_WHAT YOU HAVE TO DO_
Going through the material below, please gather all lines with the word "City" in them.

_EXERCISE INPUTS_
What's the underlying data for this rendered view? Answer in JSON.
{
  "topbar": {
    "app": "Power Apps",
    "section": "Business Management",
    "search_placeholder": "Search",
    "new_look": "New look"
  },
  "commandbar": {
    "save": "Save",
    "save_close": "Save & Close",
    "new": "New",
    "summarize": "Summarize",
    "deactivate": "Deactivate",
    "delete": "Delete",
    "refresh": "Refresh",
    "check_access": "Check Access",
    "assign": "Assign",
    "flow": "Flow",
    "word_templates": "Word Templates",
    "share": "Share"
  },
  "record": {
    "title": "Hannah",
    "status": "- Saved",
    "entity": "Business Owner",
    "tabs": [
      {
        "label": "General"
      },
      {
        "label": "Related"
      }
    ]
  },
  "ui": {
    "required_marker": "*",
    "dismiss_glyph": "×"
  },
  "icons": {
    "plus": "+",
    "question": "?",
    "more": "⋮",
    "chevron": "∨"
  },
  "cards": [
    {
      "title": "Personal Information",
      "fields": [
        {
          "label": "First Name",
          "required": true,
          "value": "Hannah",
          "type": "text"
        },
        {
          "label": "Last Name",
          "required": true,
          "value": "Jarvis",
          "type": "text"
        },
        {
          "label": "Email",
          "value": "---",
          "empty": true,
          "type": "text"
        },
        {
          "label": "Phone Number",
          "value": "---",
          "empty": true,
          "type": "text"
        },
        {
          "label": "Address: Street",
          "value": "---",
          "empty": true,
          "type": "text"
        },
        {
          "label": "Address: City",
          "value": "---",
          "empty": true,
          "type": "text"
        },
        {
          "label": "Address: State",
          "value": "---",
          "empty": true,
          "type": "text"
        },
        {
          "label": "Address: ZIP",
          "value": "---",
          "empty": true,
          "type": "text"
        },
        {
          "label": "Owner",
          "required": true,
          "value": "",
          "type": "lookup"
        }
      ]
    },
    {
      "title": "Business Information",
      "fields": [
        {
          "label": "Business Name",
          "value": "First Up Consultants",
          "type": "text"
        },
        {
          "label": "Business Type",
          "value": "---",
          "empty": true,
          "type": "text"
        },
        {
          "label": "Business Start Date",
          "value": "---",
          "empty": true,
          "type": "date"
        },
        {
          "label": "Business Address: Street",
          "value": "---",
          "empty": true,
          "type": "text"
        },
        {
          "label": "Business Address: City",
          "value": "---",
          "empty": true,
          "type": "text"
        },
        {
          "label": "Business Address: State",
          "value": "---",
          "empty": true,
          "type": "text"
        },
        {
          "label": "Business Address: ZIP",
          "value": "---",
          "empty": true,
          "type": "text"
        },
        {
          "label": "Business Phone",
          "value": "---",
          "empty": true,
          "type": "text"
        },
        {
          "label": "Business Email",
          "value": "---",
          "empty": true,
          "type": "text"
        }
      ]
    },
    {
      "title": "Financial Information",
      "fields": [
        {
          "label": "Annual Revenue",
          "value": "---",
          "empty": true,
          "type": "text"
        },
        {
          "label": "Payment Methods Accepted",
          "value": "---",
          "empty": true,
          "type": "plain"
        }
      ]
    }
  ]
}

_RESULT_
          "label": "Address: City",
          "label": "Business Address: City",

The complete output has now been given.